* [THE RECORDS]
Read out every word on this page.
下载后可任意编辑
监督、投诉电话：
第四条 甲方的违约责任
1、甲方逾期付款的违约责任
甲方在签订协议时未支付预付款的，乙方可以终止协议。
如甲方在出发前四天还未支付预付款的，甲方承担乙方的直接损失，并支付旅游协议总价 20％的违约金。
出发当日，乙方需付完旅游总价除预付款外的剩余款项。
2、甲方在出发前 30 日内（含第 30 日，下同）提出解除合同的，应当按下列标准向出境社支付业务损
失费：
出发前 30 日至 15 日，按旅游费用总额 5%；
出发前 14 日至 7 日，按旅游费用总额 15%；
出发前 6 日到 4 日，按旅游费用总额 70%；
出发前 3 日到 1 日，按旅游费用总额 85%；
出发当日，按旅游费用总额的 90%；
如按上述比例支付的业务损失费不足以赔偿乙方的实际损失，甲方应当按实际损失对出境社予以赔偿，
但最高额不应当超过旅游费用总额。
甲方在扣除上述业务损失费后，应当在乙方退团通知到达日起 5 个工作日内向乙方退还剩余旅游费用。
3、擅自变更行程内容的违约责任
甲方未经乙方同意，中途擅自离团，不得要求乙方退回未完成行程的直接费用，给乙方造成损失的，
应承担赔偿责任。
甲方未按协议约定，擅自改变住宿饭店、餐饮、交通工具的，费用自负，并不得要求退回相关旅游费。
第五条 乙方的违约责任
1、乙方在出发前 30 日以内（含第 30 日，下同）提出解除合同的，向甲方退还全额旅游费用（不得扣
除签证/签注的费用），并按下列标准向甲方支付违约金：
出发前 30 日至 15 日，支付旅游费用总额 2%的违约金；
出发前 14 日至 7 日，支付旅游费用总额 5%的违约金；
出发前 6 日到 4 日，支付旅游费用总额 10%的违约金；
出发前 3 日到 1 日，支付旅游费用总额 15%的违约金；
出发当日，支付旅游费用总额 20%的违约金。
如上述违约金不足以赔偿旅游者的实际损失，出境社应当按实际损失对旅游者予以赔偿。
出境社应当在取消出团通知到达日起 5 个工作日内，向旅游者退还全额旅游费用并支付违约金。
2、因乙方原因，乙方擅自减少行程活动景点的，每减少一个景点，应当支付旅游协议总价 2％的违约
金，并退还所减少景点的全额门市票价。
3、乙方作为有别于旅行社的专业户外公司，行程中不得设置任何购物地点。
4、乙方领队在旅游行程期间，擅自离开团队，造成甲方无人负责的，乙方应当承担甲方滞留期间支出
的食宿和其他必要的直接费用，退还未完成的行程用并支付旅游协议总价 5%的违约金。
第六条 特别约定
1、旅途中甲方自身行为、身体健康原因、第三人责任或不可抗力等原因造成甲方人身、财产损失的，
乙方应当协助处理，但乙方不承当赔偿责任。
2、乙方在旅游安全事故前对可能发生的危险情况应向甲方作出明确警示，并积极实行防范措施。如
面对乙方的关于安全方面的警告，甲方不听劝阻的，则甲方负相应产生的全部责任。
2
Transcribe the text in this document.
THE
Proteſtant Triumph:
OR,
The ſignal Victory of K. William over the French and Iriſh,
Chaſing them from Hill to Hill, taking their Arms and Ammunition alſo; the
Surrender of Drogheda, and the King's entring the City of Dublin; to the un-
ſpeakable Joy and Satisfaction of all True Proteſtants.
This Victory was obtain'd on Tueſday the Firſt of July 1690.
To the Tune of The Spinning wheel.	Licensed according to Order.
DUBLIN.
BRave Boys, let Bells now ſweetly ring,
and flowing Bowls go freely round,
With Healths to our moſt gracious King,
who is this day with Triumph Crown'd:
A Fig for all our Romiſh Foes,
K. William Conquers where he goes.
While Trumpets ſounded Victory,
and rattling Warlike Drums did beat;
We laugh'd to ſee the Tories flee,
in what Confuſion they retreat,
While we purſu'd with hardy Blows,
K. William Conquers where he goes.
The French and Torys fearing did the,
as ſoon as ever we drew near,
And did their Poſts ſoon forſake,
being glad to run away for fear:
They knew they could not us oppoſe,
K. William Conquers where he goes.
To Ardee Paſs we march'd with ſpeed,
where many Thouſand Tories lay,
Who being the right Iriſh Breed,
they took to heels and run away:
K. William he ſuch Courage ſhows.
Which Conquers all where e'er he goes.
--
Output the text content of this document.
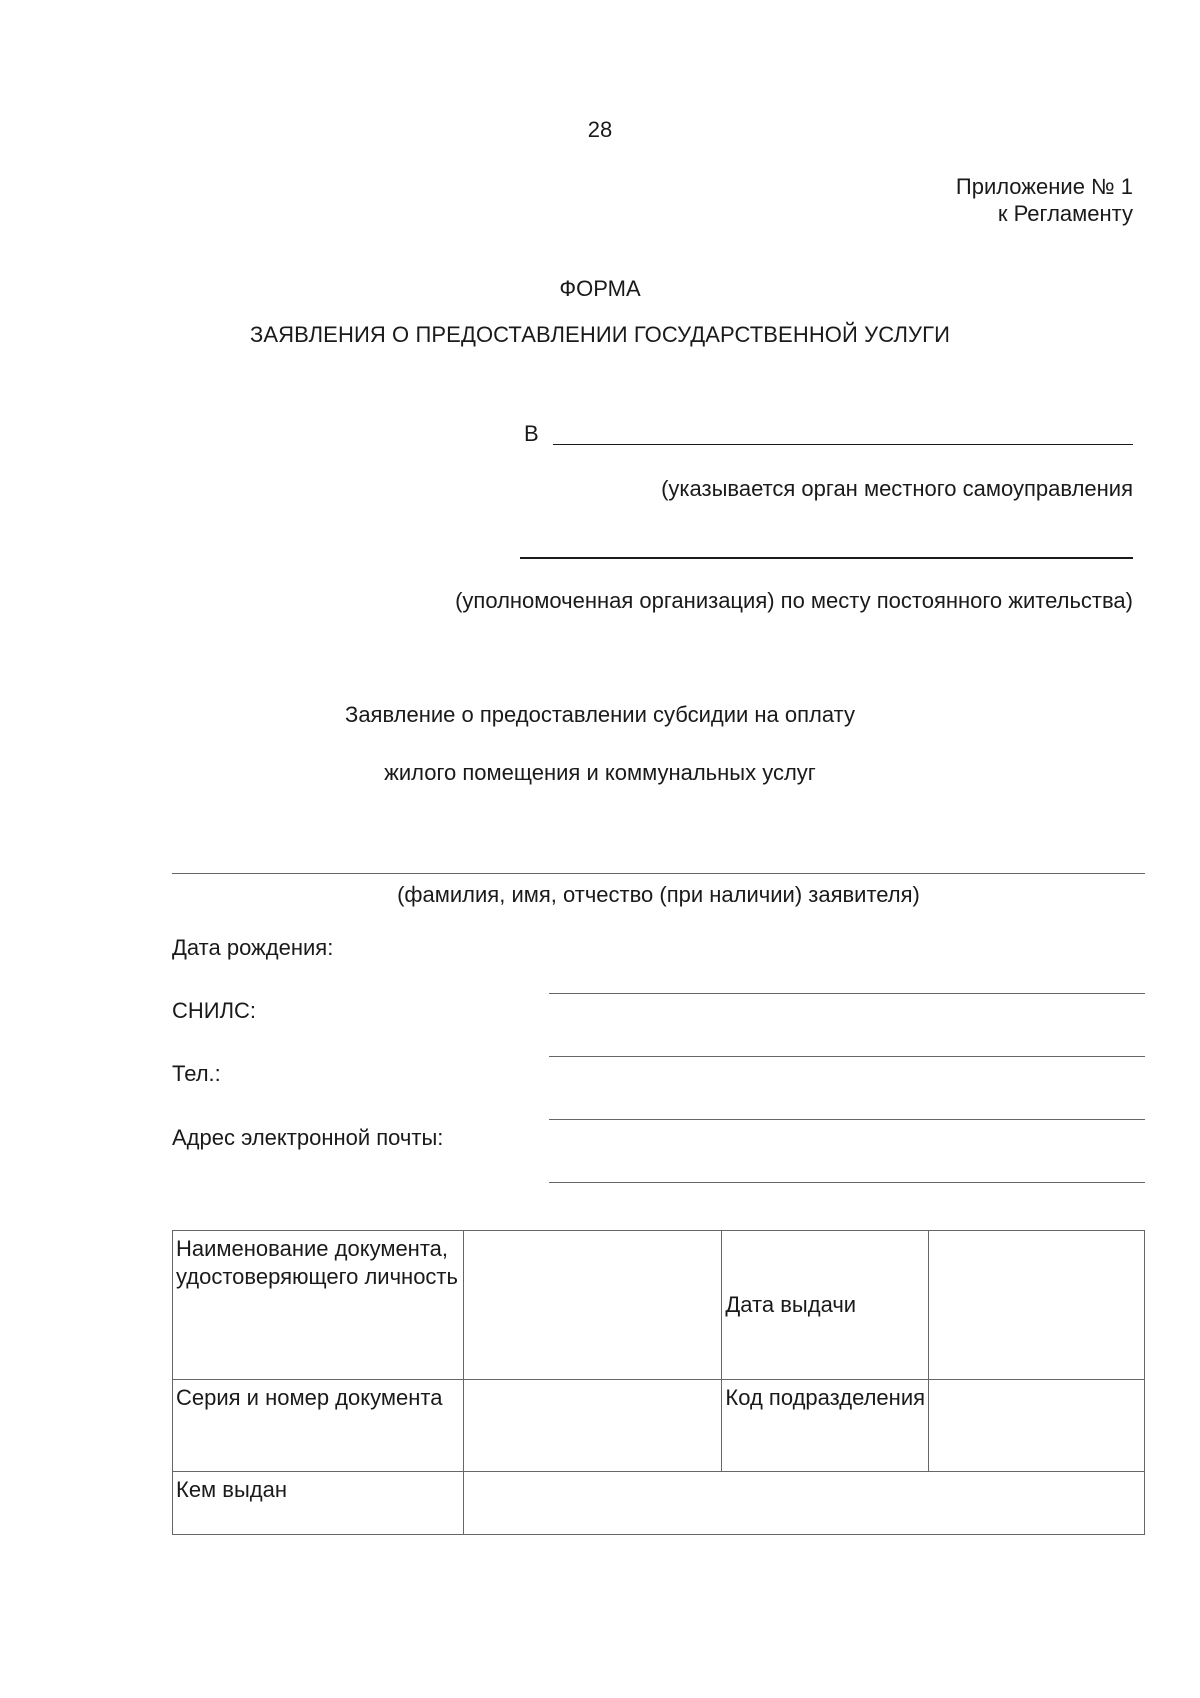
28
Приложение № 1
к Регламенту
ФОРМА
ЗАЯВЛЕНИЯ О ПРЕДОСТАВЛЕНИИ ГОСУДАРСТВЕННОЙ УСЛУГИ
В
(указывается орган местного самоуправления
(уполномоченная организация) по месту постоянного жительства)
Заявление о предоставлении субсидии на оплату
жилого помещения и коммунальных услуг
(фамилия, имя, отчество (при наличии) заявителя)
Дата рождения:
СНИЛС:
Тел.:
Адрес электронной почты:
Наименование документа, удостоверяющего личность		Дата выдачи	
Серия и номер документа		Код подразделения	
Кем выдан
* * *
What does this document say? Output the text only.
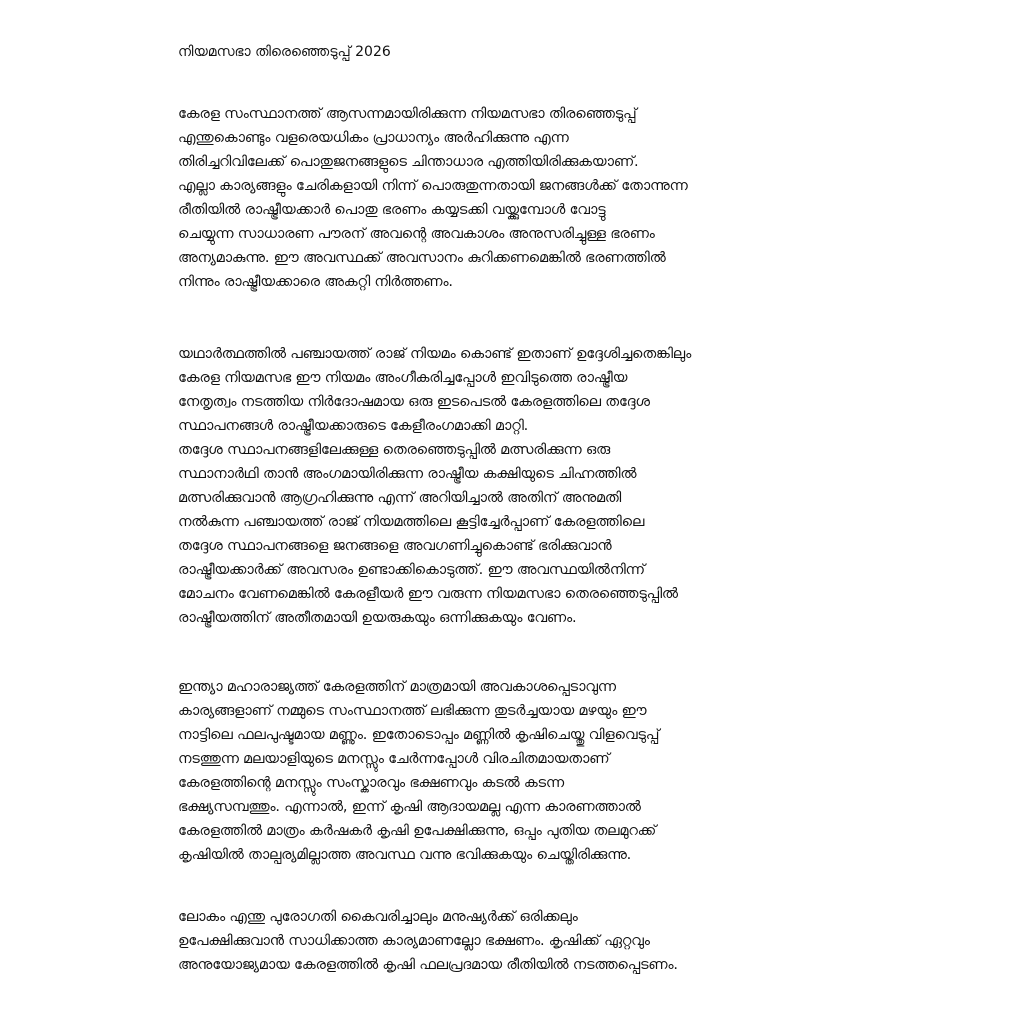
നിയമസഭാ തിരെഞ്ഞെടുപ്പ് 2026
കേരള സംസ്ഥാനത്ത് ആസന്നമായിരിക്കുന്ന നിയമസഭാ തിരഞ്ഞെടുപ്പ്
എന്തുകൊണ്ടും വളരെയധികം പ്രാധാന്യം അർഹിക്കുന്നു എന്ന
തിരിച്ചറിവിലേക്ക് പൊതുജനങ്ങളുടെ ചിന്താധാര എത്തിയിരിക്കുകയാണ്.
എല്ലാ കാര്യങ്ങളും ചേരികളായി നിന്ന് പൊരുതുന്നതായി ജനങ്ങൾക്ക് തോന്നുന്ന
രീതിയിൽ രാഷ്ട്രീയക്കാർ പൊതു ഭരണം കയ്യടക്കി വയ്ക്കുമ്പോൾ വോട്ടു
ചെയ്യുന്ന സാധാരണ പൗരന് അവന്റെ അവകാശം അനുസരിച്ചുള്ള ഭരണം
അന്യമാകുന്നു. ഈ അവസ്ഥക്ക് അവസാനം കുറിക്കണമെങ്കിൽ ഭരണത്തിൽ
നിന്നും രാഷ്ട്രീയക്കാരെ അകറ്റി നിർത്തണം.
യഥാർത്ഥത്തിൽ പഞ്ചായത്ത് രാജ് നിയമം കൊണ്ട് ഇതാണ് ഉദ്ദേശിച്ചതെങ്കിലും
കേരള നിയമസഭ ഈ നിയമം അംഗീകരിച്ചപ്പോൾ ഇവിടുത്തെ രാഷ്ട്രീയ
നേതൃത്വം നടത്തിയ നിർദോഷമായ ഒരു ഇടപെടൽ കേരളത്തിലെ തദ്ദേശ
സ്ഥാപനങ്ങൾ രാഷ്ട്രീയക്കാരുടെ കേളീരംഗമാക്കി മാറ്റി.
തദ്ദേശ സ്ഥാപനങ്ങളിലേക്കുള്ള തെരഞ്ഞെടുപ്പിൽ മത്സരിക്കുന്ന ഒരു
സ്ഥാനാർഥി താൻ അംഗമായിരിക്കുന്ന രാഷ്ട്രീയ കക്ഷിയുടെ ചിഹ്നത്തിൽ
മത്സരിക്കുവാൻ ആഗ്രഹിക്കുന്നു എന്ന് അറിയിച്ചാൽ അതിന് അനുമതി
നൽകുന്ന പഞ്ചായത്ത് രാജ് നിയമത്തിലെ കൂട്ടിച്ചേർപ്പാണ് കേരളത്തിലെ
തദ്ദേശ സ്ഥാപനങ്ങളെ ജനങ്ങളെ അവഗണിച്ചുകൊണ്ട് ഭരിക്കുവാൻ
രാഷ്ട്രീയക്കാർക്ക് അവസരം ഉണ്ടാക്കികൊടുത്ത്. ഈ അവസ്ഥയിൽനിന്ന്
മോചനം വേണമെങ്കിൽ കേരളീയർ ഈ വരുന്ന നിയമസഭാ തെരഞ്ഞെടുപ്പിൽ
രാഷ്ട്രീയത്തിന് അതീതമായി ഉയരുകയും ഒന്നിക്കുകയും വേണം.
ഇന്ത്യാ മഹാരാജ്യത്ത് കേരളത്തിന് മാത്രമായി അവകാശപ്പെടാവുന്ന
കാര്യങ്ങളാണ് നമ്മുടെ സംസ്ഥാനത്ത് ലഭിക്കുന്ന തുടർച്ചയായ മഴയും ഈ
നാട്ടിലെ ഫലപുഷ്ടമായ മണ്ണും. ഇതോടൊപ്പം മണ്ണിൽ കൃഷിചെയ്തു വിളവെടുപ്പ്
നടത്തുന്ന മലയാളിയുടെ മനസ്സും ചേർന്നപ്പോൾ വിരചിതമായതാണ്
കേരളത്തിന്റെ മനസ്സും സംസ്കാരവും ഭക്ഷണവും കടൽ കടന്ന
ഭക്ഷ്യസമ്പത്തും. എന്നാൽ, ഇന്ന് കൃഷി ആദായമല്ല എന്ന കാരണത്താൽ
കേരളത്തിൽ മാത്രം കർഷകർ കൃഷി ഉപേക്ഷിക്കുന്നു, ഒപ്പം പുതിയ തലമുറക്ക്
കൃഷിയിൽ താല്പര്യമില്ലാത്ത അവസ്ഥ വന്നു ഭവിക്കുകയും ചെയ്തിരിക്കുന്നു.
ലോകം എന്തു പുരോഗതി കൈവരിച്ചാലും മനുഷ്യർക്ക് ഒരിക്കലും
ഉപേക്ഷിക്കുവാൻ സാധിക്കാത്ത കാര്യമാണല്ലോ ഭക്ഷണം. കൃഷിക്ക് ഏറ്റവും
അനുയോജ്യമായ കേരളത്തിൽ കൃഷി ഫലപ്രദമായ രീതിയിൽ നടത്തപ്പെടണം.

* [GIVEN INSTRUCTION]
From the data, collect all lines where the string "的违约金" appears.

* [THE RESPONSE]
如甲方在出发前四天还未支付预付款的，甲方承担乙方的直接损失，并支付旅游协议总价 20％的违约金。
出发前 30 日至 15 日，支付旅游费用总额 2%的违约金；
出发前 14 日至 7 日，支付旅游费用总额 5%的违约金；
出发前 6 日到 4 日，支付旅游费用总额 10%的违约金；
出发前 3 日到 1 日，支付旅游费用总额 15%的违约金；
出发当日，支付旅游费用总额 20%的违约金。
的食宿和其他必要的直接费用，退还未完成的行程用并支付旅游协议总价 5%的违约金。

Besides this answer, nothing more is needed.